**SET TASK:** Restate every line of the material, word for word.

**LISTING:**

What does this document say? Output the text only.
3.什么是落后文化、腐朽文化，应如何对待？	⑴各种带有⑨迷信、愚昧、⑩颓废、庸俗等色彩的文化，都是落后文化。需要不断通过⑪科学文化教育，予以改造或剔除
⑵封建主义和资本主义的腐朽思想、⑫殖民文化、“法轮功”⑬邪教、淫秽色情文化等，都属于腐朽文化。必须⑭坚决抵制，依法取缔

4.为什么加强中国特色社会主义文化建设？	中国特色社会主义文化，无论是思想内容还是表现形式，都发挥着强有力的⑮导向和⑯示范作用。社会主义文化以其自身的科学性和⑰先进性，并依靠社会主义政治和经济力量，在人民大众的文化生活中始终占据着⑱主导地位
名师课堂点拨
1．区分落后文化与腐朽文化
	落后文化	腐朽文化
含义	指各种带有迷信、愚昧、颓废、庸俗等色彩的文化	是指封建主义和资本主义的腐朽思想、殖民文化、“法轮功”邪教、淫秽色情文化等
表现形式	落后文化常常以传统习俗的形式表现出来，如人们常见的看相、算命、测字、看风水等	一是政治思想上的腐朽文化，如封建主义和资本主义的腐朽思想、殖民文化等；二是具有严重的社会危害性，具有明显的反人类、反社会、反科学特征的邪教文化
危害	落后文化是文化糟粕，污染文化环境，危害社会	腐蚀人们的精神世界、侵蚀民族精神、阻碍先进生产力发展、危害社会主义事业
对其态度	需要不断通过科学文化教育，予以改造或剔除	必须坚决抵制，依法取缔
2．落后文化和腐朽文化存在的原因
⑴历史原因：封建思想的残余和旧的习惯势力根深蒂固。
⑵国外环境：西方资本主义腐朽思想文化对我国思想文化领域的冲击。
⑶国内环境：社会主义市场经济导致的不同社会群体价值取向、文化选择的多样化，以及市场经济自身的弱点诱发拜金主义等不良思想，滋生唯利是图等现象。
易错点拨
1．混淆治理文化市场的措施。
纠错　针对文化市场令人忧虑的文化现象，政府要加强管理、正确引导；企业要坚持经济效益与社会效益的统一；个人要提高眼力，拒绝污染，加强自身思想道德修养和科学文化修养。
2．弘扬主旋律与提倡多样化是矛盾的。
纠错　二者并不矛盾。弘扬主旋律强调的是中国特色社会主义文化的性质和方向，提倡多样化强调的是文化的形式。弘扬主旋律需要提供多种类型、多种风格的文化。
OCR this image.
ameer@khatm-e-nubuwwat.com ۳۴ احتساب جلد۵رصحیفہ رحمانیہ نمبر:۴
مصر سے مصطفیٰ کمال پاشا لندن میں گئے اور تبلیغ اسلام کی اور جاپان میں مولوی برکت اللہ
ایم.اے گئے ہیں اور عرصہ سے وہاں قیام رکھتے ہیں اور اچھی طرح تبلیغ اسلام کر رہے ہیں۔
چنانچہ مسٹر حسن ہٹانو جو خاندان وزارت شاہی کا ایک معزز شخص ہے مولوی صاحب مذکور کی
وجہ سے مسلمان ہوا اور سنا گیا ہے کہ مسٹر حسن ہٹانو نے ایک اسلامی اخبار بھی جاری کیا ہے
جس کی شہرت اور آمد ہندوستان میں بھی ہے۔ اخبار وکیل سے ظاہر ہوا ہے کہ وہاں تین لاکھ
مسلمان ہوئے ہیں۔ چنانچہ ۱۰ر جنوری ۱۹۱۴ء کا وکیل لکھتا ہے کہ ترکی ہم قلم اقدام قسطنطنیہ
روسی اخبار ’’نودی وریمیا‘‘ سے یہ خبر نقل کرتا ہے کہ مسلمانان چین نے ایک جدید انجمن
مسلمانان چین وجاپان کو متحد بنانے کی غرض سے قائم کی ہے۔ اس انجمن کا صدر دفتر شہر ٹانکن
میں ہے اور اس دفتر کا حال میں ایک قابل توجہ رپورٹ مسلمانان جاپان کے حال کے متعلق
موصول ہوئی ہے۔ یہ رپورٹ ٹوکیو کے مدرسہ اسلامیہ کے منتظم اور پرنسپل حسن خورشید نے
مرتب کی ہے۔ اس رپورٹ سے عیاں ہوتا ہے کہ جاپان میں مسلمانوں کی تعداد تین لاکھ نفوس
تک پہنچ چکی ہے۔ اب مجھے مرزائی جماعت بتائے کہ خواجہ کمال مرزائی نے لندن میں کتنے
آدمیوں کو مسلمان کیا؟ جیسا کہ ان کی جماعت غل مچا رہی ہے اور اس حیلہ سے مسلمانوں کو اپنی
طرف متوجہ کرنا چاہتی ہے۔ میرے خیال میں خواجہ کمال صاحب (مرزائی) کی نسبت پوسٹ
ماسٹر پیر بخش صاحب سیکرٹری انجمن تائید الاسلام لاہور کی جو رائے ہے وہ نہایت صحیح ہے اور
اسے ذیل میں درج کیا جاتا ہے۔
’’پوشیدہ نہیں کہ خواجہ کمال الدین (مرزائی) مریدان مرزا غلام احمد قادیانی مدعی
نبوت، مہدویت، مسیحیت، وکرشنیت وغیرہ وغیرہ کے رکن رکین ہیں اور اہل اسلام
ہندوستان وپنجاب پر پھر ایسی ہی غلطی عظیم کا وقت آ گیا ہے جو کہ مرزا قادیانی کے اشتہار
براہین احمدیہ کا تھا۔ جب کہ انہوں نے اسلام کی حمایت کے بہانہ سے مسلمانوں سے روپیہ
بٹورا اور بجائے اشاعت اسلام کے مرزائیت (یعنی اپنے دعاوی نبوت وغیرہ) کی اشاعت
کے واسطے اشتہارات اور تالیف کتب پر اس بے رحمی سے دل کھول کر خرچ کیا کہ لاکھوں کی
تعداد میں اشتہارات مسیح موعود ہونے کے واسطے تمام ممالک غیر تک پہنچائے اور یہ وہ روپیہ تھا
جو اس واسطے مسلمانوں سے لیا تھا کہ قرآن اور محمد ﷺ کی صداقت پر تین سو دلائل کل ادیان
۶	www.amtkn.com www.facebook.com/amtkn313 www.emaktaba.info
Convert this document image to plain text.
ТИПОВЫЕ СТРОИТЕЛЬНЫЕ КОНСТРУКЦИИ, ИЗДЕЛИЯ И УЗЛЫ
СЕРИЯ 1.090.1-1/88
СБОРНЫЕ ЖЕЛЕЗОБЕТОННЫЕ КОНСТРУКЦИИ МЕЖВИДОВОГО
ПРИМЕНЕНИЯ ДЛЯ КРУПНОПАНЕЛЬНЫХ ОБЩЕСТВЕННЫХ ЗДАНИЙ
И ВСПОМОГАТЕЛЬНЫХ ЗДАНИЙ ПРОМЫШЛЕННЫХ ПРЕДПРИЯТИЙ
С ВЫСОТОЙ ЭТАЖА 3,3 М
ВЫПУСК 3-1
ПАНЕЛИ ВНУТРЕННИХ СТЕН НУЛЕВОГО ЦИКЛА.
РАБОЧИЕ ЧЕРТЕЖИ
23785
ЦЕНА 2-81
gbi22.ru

**CORRECT ANSWER:**
What does this document say? Output the text only.
3.什么是落后文化、腐朽文化，应如何对待？	⑴各种带有⑨迷信、愚昧、⑩颓废、庸俗等色彩的文化，都是落后文化。需要不断通过⑪科学文化教育，予以改造或剔除
⑵封建主义和资本主义的腐朽思想、⑫殖民文化、“法轮功”⑬邪教、淫秽色情文化等，都属于腐朽文化。必须⑭坚决抵制，依法取缔

4.为什么加强中国特色社会主义文化建设？	中国特色社会主义文化，无论是思想内容还是表现形式，都发挥着强有力的⑮导向和⑯示范作用。社会主义文化以其自身的科学性和⑰先进性，并依靠社会主义政治和经济力量，在人民大众的文化生活中始终占据着⑱主导地位
名师课堂点拨
1．区分落后文化与腐朽文化
	落后文化	腐朽文化
含义	指各种带有迷信、愚昧、颓废、庸俗等色彩的文化	是指封建主义和资本主义的腐朽思想、殖民文化、“法轮功”邪教、淫秽色情文化等
表现形式	落后文化常常以传统习俗的形式表现出来，如人们常见的看相、算命、测字、看风水等	一是政治思想上的腐朽文化，如封建主义和资本主义的腐朽思想、殖民文化等；二是具有严重的社会危害性，具有明显的反人类、反社会、反科学特征的邪教文化
危害	落后文化是文化糟粕，污染文化环境，危害社会	腐蚀人们的精神世界、侵蚀民族精神、阻碍先进生产力发展、危害社会主义事业
对其态度	需要不断通过科学文化教育，予以改造或剔除	必须坚决抵制，依法取缔
2．落后文化和腐朽文化存在的原因
⑴历史原因：封建思想的残余和旧的习惯势力根深蒂固。
⑵国外环境：西方资本主义腐朽思想文化对我国思想文化领域的冲击。
⑶国内环境：社会主义市场经济导致的不同社会群体价值取向、文化选择的多样化，以及市场经济自身的弱点诱发拜金主义等不良思想，滋生唯利是图等现象。
易错点拨
1．混淆治理文化市场的措施。
纠错　针对文化市场令人忧虑的文化现象，政府要加强管理、正确引导；企业要坚持经济效益与社会效益的统一；个人要提高眼力，拒绝污染，加强自身思想道德修养和科学文化修养。
2．弘扬主旋律与提倡多样化是矛盾的。
纠错　二者并不矛盾。弘扬主旋律强调的是中国特色社会主义文化的性质和方向，提倡多样化强调的是文化的形式。弘扬主旋律需要提供多种类型、多种风格的文化。
OCR this image.
ameer@khatm-e-nubuwwat.com ۳۴ احتساب جلد۵رصحیفہ رحمانیہ نمبر:۴
مصر سے مصطفیٰ کمال پاشا لندن میں گئے اور تبلیغ اسلام کی اور جاپان میں مولوی برکت اللہ
ایم.اے گئے ہیں اور عرصہ سے وہاں قیام رکھتے ہیں اور اچھی طرح تبلیغ اسلام کر رہے ہیں۔
چنانچہ مسٹر حسن ہٹانو جو خاندان وزارت شاہی کا ایک معزز شخص ہے مولوی صاحب مذکور کی
وجہ سے مسلمان ہوا اور سنا گیا ہے کہ مسٹر حسن ہٹانو نے ایک اسلامی اخبار بھی جاری کیا ہے
جس کی شہرت اور آمد ہندوستان میں بھی ہے۔ اخبار وکیل سے ظاہر ہوا ہے کہ وہاں تین لاکھ
مسلمان ہوئے ہیں۔ چنانچہ ۱۰ر جنوری ۱۹۱۴ء کا وکیل لکھتا ہے کہ ترکی ہم قلم اقدام قسطنطنیہ
روسی اخبار ’’نودی وریمیا‘‘ سے یہ خبر نقل کرتا ہے کہ مسلمانان چین نے ایک جدید انجمن
مسلمانان چین وجاپان کو متحد بنانے کی غرض سے قائم کی ہے۔ اس انجمن کا صدر دفتر شہر ٹانکن
میں ہے اور اس دفتر کا حال میں ایک قابل توجہ رپورٹ مسلمانان جاپان کے حال کے متعلق
موصول ہوئی ہے۔ یہ رپورٹ ٹوکیو کے مدرسہ اسلامیہ کے منتظم اور پرنسپل حسن خورشید نے
مرتب کی ہے۔ اس رپورٹ سے عیاں ہوتا ہے کہ جاپان میں مسلمانوں کی تعداد تین لاکھ نفوس
تک پہنچ چکی ہے۔ اب مجھے مرزائی جماعت بتائے کہ خواجہ کمال مرزائی نے لندن میں کتنے
آدمیوں کو مسلمان کیا؟ جیسا کہ ان کی جماعت غل مچا رہی ہے اور اس حیلہ سے مسلمانوں کو اپنی
طرف متوجہ کرنا چاہتی ہے۔ میرے خیال میں خواجہ کمال صاحب (مرزائی) کی نسبت پوسٹ
ماسٹر پیر بخش صاحب سیکرٹری انجمن تائید الاسلام لاہور کی جو رائے ہے وہ نہایت صحیح ہے اور
اسے ذیل میں درج کیا جاتا ہے۔
’’پوشیدہ نہیں کہ خواجہ کمال الدین (مرزائی) مریدان مرزا غلام احمد قادیانی مدعی
نبوت، مہدویت، مسیحیت، وکرشنیت وغیرہ وغیرہ کے رکن رکین ہیں اور اہل اسلام
ہندوستان وپنجاب پر پھر ایسی ہی غلطی عظیم کا وقت آ گیا ہے جو کہ مرزا قادیانی کے اشتہار
براہین احمدیہ کا تھا۔ جب کہ انہوں نے اسلام کی حمایت کے بہانہ سے مسلمانوں سے روپیہ
بٹورا اور بجائے اشاعت اسلام کے مرزائیت (یعنی اپنے دعاوی نبوت وغیرہ) کی اشاعت
کے واسطے اشتہارات اور تالیف کتب پر اس بے رحمی سے دل کھول کر خرچ کیا کہ لاکھوں کی
تعداد میں اشتہارات مسیح موعود ہونے کے واسطے تمام ممالک غیر تک پہنچائے اور یہ وہ روپیہ تھا
جو اس واسطے مسلمانوں سے لیا تھا کہ قرآن اور محمد ﷺ کی صداقت پر تین سو دلائل کل ادیان
۶	www.amtkn.com www.facebook.com/amtkn313 www.emaktaba.info
Convert this document image to plain text.
ТИПОВЫЕ СТРОИТЕЛЬНЫЕ КОНСТРУКЦИИ, ИЗДЕЛИЯ И УЗЛЫ
СЕРИЯ 1.090.1-1/88
СБОРНЫЕ ЖЕЛЕЗОБЕТОННЫЕ КОНСТРУКЦИИ МЕЖВИДОВОГО
ПРИМЕНЕНИЯ ДЛЯ КРУПНОПАНЕЛЬНЫХ ОБЩЕСТВЕННЫХ ЗДАНИЙ
И ВСПОМОГАТЕЛЬНЫХ ЗДАНИЙ ПРОМЫШЛЕННЫХ ПРЕДПРИЯТИЙ
С ВЫСОТОЙ ЭТАЖА 3,3 М
ВЫПУСК 3-1
ПАНЕЛИ ВНУТРЕННИХ СТЕН НУЛЕВОГО ЦИКЛА.
РАБОЧИЕ ЧЕРТЕЖИ
23785
ЦЕНА 2-81
gbi22.ru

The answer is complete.